- YOUR GOAL: Gather every line holding the string "value".

- RECORD EXTRACTS:

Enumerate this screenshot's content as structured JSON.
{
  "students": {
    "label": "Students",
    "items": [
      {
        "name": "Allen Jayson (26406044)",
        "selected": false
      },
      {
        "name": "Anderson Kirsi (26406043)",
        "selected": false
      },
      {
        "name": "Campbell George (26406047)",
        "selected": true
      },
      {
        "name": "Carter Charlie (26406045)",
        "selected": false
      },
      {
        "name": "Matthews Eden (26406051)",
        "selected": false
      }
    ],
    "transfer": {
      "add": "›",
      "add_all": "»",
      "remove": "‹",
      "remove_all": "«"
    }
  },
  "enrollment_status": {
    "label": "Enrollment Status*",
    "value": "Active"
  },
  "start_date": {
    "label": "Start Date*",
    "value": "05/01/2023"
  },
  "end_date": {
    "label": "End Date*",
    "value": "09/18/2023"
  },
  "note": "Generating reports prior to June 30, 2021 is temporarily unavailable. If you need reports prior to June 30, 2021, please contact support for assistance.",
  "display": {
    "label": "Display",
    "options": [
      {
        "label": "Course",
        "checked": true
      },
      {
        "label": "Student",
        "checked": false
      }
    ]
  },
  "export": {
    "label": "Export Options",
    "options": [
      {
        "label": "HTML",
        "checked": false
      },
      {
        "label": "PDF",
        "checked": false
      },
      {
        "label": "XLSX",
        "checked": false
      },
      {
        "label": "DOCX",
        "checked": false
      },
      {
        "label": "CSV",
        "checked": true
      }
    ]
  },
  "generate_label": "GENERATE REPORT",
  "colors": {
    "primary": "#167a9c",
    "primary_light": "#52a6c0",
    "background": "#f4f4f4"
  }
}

- REPLY TO THE EXERCISE:
    "value": "Active"
    "value": "05/01/2023"
    "value": "09/18/2023"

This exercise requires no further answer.